- _OBJECTIVE_
Pull every line with the word "Movies" out of the entries below.

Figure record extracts
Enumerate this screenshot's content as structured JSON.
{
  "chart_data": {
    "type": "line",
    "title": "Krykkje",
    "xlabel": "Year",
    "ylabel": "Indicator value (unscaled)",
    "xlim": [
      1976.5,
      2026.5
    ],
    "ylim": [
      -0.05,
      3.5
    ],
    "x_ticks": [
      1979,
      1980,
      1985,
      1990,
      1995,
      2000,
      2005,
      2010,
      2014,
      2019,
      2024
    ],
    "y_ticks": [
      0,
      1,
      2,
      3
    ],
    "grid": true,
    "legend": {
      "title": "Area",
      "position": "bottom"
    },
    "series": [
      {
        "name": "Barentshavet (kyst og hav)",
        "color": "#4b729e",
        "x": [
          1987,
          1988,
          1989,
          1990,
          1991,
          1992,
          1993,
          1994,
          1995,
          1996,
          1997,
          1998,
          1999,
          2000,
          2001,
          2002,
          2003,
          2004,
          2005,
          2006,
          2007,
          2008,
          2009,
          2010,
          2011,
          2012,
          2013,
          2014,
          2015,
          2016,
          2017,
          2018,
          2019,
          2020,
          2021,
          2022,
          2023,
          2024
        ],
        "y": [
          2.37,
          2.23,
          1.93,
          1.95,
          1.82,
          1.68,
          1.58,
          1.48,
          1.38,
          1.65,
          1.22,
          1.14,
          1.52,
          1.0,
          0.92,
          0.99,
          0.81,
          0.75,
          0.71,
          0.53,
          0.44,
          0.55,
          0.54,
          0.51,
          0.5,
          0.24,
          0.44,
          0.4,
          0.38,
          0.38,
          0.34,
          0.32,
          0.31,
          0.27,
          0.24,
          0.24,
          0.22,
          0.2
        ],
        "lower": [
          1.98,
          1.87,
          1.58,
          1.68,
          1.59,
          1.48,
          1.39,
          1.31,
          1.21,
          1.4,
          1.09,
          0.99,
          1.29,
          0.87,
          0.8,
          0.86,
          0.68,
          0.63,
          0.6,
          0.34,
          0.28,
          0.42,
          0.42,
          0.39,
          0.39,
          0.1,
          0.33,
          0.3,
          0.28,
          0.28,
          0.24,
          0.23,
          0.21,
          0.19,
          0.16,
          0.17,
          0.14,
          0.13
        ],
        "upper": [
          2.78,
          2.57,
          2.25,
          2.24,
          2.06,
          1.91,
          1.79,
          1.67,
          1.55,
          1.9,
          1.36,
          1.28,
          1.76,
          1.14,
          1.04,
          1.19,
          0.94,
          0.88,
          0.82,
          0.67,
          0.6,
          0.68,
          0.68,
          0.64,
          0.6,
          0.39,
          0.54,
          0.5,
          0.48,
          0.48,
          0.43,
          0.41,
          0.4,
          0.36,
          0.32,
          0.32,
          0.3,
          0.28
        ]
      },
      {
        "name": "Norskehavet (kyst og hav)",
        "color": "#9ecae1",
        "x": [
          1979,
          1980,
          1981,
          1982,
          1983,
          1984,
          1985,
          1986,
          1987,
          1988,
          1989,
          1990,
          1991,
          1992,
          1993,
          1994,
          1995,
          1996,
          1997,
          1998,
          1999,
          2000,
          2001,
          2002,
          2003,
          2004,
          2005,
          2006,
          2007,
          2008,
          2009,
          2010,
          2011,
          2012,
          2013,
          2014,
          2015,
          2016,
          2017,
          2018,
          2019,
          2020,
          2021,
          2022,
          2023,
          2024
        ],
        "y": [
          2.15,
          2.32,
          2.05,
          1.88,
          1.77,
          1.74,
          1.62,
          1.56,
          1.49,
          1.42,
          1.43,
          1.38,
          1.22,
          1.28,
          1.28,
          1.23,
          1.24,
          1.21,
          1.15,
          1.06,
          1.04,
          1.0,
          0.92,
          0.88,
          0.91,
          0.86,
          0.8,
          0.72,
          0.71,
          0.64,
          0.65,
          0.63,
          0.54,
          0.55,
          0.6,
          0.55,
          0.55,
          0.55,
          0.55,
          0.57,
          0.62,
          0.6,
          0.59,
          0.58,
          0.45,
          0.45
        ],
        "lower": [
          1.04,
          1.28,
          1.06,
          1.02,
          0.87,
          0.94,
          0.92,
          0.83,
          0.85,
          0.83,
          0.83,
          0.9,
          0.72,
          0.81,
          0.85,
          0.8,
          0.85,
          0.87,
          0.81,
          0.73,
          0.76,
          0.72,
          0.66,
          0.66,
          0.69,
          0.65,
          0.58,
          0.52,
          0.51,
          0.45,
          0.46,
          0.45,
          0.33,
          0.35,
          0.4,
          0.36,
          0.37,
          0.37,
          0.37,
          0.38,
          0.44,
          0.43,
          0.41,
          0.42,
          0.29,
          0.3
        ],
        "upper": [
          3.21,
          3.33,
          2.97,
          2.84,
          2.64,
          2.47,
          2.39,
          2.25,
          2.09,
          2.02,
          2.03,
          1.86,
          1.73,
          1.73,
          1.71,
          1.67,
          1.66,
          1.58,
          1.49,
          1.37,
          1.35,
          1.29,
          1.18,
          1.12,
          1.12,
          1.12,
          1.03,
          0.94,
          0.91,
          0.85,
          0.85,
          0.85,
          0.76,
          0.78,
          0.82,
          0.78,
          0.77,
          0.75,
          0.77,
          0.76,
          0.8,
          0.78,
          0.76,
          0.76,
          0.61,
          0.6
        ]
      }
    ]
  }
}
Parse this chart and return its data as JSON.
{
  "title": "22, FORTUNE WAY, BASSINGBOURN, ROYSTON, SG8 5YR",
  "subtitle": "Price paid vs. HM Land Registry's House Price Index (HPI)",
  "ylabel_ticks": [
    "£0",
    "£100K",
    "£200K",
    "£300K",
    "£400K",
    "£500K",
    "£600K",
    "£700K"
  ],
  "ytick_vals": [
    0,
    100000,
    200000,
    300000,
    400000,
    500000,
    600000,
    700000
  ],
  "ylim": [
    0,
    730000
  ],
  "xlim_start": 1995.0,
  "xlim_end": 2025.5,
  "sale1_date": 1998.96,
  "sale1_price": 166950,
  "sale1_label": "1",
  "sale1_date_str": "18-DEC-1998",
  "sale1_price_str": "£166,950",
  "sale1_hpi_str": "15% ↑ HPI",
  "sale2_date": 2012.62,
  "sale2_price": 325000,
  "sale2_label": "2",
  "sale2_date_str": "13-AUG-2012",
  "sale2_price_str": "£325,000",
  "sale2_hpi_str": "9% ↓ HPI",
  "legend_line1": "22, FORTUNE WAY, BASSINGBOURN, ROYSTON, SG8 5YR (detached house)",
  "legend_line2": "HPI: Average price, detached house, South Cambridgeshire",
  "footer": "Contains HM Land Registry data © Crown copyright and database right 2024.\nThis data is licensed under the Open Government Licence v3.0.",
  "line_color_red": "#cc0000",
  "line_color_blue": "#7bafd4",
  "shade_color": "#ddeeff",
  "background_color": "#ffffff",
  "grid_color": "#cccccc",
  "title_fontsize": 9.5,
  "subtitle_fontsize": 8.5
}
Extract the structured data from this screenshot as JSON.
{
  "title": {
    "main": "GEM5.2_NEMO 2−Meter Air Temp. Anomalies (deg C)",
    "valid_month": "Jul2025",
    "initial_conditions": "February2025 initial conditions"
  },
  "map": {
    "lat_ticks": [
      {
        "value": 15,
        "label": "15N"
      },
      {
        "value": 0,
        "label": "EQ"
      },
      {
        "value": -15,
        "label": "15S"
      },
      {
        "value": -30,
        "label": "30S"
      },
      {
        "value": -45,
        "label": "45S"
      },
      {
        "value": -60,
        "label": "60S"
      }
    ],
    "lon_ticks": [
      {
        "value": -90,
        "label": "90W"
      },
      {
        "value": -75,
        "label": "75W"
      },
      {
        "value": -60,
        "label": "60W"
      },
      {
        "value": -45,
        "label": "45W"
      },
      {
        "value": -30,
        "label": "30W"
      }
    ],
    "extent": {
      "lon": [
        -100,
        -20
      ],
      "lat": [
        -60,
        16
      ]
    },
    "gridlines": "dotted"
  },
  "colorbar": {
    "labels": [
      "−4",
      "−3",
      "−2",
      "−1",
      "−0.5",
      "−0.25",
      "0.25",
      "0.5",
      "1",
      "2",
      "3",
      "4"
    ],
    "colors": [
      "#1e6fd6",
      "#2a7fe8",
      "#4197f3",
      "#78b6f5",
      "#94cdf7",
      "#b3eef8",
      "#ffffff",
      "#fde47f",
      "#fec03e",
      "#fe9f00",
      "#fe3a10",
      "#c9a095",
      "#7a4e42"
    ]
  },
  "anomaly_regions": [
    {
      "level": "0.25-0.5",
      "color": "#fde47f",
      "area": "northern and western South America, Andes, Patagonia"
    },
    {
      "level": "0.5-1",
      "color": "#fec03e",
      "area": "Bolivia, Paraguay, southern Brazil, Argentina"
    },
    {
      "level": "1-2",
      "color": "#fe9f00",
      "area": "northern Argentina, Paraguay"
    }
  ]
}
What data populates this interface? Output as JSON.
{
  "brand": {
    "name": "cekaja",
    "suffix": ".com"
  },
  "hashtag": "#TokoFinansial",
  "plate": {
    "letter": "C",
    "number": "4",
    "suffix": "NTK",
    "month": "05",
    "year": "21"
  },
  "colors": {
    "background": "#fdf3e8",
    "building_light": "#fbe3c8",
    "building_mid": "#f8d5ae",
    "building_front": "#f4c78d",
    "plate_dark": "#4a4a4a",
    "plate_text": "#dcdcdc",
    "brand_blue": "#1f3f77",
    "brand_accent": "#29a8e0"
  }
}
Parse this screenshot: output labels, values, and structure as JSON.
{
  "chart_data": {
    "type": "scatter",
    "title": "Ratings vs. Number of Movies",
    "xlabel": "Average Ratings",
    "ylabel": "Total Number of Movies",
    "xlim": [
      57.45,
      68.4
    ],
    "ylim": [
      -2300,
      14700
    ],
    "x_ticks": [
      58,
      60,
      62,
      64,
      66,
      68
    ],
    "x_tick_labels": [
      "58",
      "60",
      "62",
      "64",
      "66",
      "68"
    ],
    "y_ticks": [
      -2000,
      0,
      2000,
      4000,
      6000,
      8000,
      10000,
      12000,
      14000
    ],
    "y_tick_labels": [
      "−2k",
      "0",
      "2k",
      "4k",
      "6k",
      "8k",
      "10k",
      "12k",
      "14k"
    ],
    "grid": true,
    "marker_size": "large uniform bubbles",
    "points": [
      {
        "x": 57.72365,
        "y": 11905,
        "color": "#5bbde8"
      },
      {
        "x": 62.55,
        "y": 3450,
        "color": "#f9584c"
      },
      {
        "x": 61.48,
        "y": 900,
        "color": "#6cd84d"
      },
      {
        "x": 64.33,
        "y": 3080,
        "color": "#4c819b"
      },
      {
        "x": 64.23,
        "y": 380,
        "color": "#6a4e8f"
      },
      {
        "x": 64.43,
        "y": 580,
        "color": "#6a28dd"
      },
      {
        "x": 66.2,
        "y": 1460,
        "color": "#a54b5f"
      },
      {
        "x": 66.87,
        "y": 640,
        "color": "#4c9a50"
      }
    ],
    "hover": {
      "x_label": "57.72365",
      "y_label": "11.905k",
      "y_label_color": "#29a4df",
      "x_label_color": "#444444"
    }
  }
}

- _RESPONSE_
    "title": "Ratings vs. Number of Movies",
    "ylabel": "Total Number of Movies",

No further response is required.